What to produce. Copy the lines verbatim, from the line containing "svg-text:2016（年）: 2016（年） [416, 329, 488, 344]" through the last line of the records, including both ends.

* * * *

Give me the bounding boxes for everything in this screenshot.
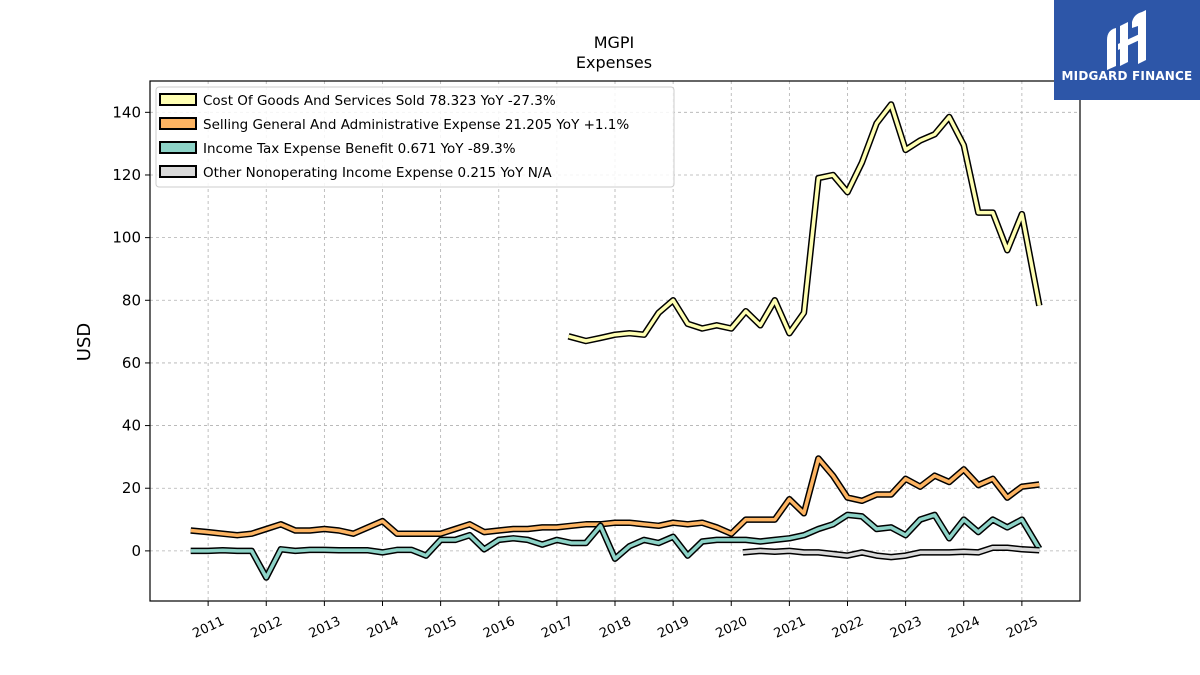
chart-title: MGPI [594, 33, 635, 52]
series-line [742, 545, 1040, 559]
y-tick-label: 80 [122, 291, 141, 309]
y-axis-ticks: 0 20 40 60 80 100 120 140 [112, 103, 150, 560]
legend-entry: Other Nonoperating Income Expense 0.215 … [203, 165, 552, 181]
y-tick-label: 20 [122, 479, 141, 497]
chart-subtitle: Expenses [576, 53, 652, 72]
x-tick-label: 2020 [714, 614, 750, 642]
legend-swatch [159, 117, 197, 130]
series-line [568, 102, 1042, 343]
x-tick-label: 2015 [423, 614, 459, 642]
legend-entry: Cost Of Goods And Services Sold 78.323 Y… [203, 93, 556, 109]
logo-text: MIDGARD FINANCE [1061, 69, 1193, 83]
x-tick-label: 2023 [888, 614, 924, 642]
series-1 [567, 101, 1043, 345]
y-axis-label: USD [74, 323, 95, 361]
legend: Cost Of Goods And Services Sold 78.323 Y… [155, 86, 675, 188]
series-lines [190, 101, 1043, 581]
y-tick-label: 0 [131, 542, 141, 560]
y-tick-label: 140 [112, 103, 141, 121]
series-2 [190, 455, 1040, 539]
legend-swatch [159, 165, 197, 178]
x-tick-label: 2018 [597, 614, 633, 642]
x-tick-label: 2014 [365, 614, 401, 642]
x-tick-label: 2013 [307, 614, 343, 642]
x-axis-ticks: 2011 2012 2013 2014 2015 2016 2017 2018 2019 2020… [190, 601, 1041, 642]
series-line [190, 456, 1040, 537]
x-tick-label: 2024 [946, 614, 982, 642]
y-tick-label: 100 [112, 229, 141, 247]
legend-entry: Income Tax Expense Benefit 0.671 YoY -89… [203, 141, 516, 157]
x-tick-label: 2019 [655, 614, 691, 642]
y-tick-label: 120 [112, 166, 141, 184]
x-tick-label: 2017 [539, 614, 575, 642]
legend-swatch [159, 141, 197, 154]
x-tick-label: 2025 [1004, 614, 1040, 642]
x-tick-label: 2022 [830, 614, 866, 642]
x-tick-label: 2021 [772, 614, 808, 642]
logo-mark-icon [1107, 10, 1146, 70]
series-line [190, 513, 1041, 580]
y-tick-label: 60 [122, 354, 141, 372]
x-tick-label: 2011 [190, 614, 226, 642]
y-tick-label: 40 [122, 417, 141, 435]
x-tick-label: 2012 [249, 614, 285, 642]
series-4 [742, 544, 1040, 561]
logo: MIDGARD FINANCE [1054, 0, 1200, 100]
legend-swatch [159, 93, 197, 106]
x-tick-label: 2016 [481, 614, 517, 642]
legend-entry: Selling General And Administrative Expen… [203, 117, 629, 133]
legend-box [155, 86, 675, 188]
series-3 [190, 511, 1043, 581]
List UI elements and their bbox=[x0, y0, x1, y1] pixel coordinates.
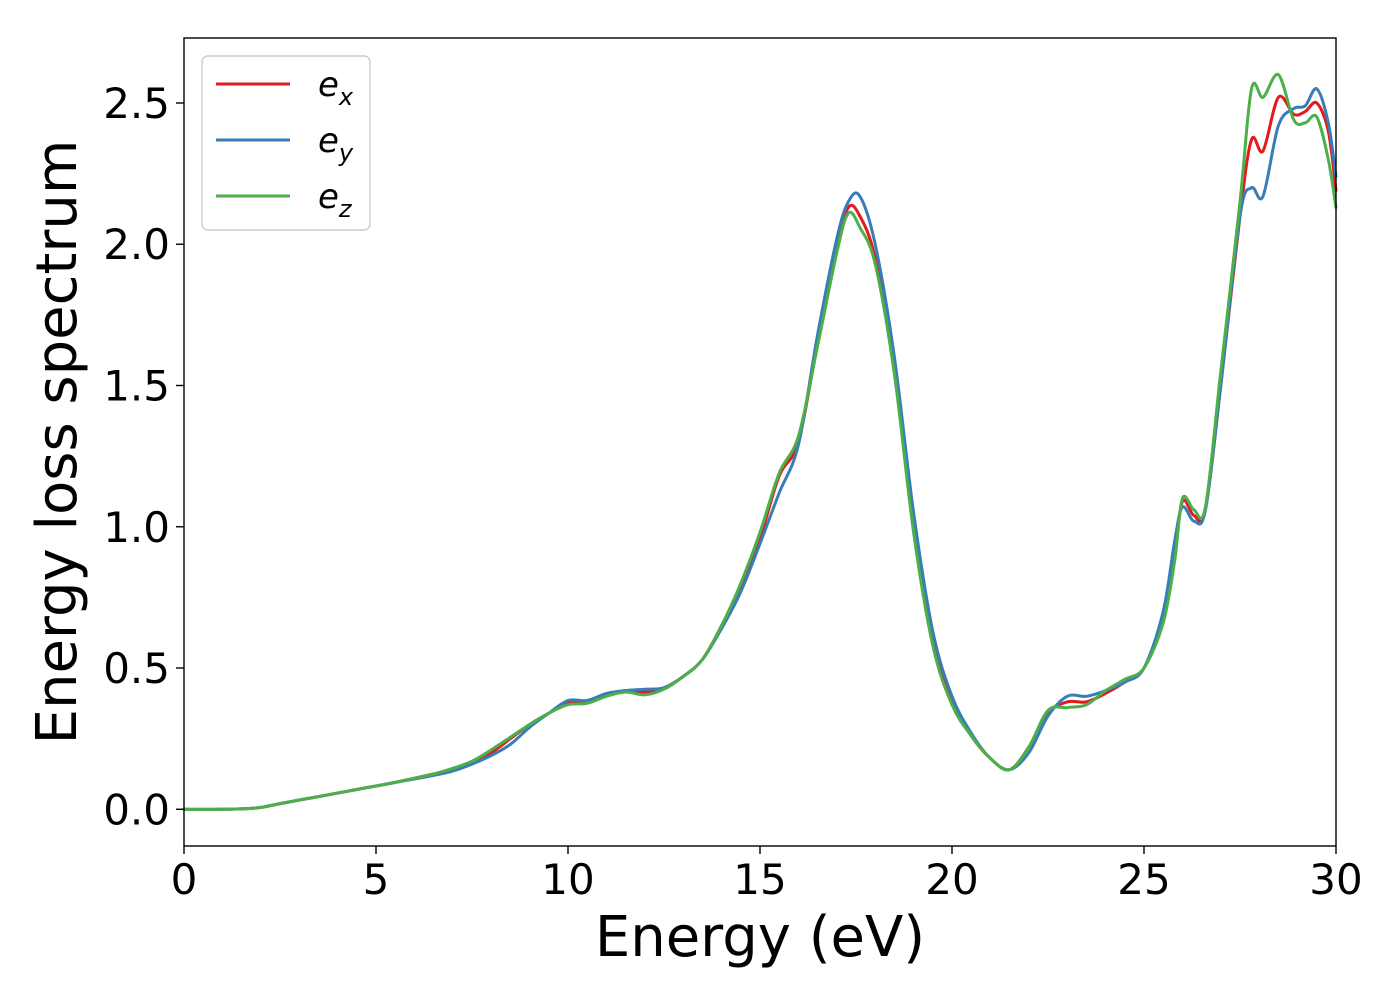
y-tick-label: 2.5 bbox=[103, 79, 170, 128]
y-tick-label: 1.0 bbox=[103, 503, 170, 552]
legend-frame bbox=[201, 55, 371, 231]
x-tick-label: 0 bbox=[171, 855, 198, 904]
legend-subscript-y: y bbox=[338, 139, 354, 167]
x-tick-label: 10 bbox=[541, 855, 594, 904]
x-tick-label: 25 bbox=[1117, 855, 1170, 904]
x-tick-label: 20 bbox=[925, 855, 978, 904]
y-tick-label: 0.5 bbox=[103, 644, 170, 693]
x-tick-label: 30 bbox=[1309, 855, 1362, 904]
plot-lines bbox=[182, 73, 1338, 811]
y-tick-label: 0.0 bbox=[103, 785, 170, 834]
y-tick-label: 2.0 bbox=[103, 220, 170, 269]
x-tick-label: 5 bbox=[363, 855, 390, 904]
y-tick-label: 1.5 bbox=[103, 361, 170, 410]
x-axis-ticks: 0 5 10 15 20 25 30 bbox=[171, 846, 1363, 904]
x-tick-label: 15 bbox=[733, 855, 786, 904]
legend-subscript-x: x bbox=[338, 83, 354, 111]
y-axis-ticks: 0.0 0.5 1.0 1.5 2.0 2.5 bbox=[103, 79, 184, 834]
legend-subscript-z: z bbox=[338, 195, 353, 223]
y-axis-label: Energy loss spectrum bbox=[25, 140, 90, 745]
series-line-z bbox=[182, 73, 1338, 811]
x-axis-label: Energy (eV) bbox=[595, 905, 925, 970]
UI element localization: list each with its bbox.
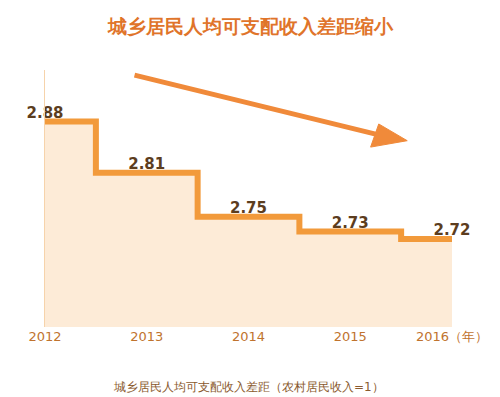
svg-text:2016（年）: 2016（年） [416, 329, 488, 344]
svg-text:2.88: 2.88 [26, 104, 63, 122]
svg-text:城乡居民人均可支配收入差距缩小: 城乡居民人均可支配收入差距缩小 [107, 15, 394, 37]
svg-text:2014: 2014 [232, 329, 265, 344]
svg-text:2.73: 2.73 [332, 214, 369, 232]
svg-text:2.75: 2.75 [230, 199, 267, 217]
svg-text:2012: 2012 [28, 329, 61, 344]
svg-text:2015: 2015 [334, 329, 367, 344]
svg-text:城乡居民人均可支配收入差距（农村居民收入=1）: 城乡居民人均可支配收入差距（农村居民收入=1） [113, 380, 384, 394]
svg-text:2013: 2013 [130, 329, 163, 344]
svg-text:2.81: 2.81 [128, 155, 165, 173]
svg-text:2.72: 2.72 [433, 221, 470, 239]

* * * *

Result.
svg-text:2016（年）: 2016（年） [416, 329, 488, 344]
svg-text:2.88: 2.88 [26, 104, 63, 122]
svg-text:城乡居民人均可支配收入差距缩小: 城乡居民人均可支配收入差距缩小 [107, 15, 394, 37]
svg-text:2014: 2014 [232, 329, 265, 344]
svg-text:2.73: 2.73 [332, 214, 369, 232]
svg-text:2.75: 2.75 [230, 199, 267, 217]
svg-text:2012: 2012 [28, 329, 61, 344]
svg-text:2015: 2015 [334, 329, 367, 344]
svg-text:城乡居民人均可支配收入差距（农村居民收入=1）: 城乡居民人均可支配收入差距（农村居民收入=1） [113, 380, 384, 394]
svg-text:2013: 2013 [130, 329, 163, 344]
svg-text:2.81: 2.81 [128, 155, 165, 173]
svg-text:2.72: 2.72 [433, 221, 470, 239]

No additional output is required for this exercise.